* Set task *
Print the entries that appear below, exactly as written and without their pictures.

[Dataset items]
* Start *
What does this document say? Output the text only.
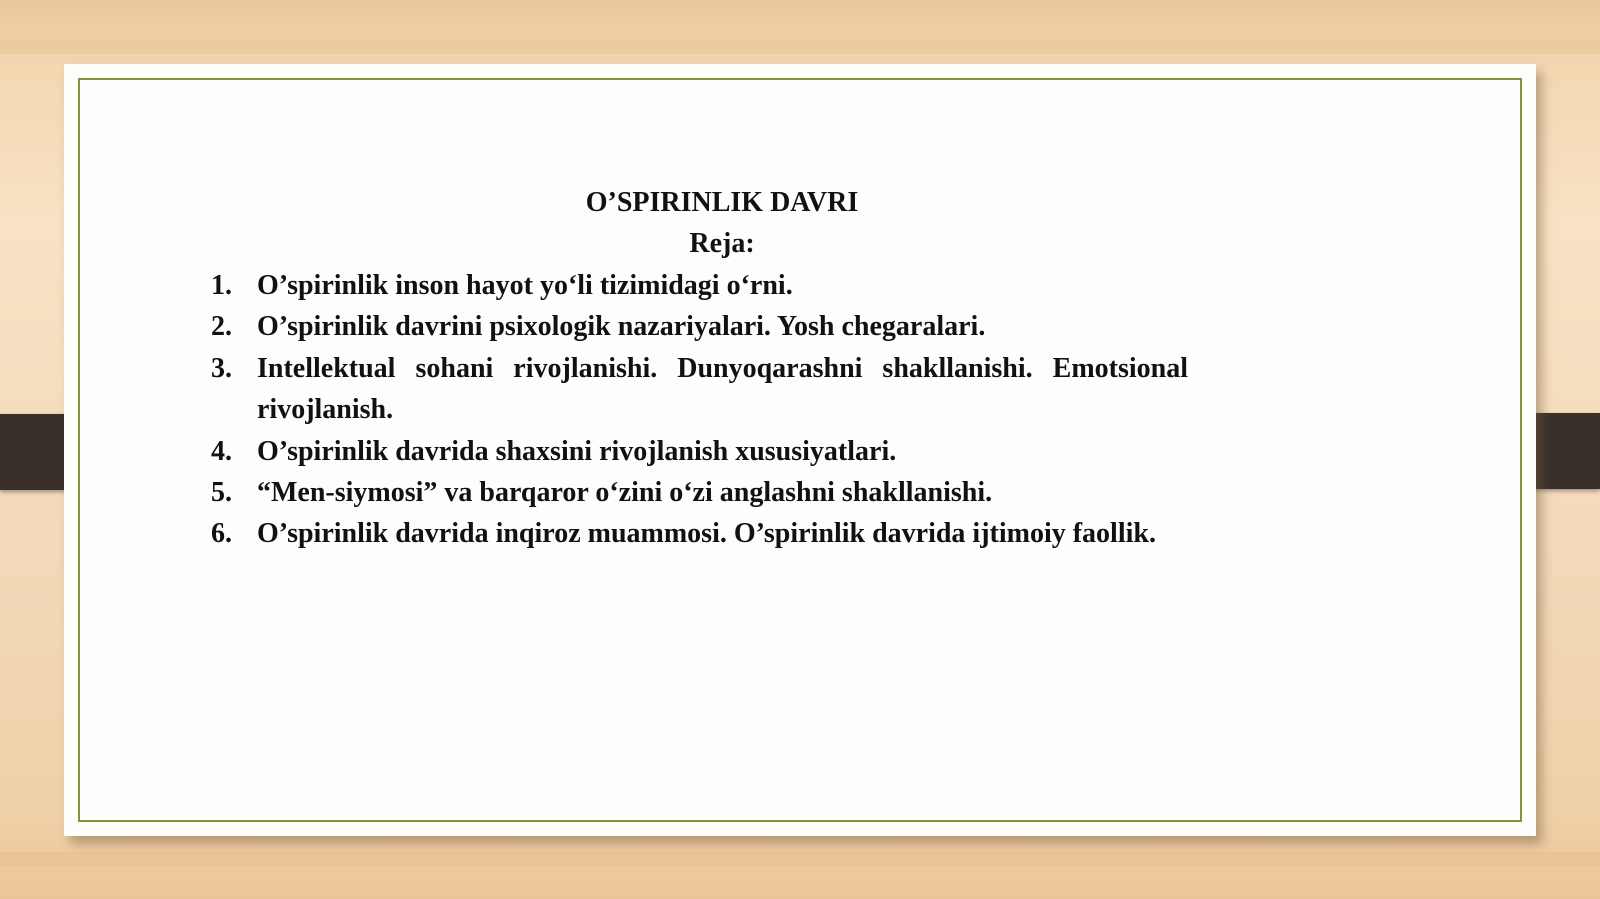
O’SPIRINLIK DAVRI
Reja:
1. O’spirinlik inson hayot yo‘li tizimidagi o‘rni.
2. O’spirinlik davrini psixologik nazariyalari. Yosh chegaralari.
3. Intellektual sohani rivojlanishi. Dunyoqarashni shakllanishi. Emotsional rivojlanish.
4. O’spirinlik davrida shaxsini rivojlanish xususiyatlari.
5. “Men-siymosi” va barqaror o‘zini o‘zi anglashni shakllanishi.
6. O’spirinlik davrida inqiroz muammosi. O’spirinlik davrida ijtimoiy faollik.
* End *
* Expected answer *
What does this document say? Output the text only.
O’SPIRINLIK DAVRI
Reja:
1. O’spirinlik inson hayot yo‘li tizimidagi o‘rni.
2. O’spirinlik davrini psixologik nazariyalari. Yosh chegaralari.
3. Intellektual sohani rivojlanishi. Dunyoqarashni shakllanishi. Emotsional rivojlanish.
4. O’spirinlik davrida shaxsini rivojlanish xususiyatlari.
5. “Men-siymosi” va barqaror o‘zini o‘zi anglashni shakllanishi.
6. O’spirinlik davrida inqiroz muammosi. O’spirinlik davrida ijtimoiy faollik.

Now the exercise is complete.